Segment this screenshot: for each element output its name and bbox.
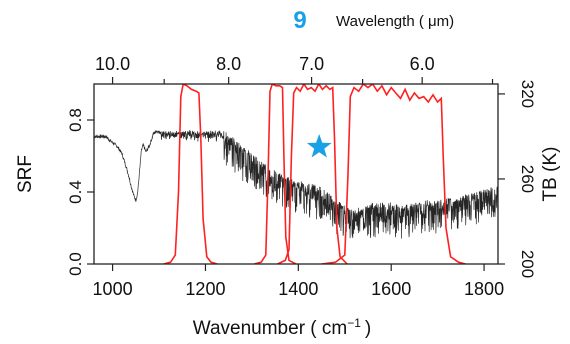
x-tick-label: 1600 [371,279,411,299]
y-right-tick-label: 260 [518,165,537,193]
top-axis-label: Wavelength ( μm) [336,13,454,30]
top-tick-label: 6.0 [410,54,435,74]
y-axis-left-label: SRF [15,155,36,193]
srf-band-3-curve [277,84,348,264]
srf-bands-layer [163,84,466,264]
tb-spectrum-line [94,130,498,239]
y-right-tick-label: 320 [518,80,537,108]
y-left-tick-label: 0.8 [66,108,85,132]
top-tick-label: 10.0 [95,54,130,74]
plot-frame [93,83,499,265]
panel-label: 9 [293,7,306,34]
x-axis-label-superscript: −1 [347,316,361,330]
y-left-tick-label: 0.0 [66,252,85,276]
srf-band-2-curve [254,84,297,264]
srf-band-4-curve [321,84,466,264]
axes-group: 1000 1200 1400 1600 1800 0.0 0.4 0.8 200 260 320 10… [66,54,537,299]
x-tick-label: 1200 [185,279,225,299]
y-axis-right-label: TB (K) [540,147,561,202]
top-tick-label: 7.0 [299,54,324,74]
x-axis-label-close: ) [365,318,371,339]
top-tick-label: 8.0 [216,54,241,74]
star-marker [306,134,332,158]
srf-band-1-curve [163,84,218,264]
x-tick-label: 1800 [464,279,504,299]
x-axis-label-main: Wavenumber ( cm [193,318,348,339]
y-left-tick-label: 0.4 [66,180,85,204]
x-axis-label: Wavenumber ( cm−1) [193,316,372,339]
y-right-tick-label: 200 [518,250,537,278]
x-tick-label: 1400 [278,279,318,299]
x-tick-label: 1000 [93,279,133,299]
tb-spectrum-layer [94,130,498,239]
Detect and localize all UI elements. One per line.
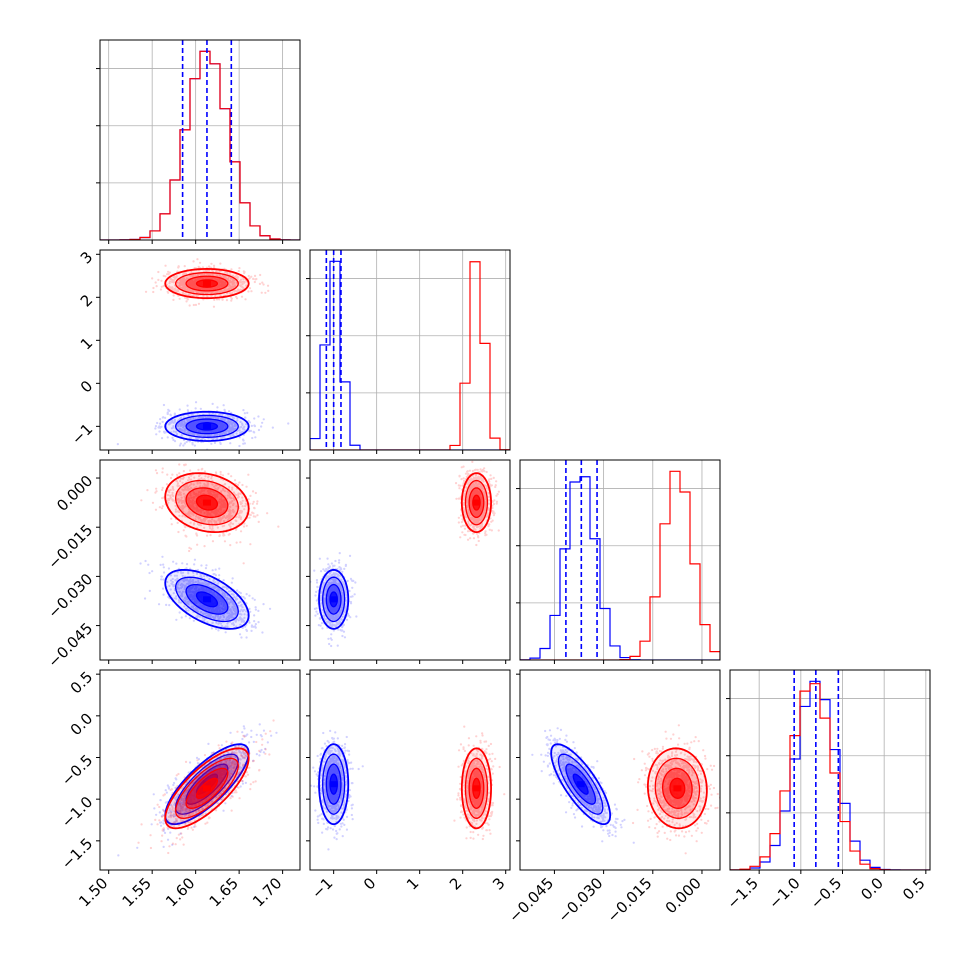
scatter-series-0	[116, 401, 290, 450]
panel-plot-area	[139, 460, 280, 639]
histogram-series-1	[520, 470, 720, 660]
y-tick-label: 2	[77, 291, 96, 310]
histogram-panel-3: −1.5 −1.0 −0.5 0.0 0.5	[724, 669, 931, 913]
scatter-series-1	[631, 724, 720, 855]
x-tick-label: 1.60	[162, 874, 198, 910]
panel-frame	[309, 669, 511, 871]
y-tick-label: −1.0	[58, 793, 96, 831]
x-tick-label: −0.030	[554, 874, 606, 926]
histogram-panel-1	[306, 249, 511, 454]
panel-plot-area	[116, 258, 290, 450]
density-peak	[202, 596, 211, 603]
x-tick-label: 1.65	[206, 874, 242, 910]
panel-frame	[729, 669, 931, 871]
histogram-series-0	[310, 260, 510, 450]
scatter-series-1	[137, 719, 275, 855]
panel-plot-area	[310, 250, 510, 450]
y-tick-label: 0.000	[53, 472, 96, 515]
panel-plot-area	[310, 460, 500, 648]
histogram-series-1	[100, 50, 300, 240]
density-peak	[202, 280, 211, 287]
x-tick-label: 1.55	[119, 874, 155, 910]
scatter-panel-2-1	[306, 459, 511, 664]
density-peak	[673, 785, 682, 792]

....

- **What you need to do**:
Present the lines of the records, starting at the line containing "x-tick-label: 1600 [371,279,411,299]" and ending at the line containing "x-axis-label-close: ) [365,318,371,339]", as a Markdown table with the columns Row and Entry, numbering each line and omitting any blank lines.

- **Exercise answer**:
| Row | Entry |
|---|---|
| 1 | x-tick-label: 1600 [371,279,411,299] |
| 2 | y-right-tick-label: 260 [518,165,537,193] |
| 3 | top-axis-label: Wavelength ( μm) [336,13,454,30] |
| 4 | top-tick-label: 6.0 [410,54,435,74] |
| 5 | y-axis-left-label: SRF [15,155,36,193] |
| 6 | srf-band-3-curve [277,84,348,264] |
| 7 | srf-bands-layer [163,84,466,264] |
| 8 | tb-spectrum-line [94,130,498,239] |
| 9 | y-right-tick-label: 320 [518,80,537,108] |
| 10 | y-left-tick-label: 0.8 [66,108,85,132] |
| 11 | top-tick-label: 10.0 [95,54,130,74] |
| 12 | plot-frame [93,83,499,265] |
| 13 | panel-label: 9 [293,7,306,34] |
| 14 | x-axis-label-superscript: −1 [347,316,361,330] |
| 15 | y-left-tick-label: 0.0 [66,252,85,276] |
| 16 | srf-band-2-curve [254,84,297,264] |
| 17 | srf-band-4-curve [321,84,466,264] |
| 18 | axes-group: 1000 1200 1400 1600 1800 0.0 0.4 0.8 200 260 320 10… [66,54,537,299] |
| 19 | x-tick-label: 1200 [185,279,225,299] |
| 20 | y-axis-right-label: TB (K) [540,147,561,202] |
| 21 | top-tick-label: 7.0 [299,54,324,74] |
| 22 | x-axis-label-close: ) [365,318,371,339] |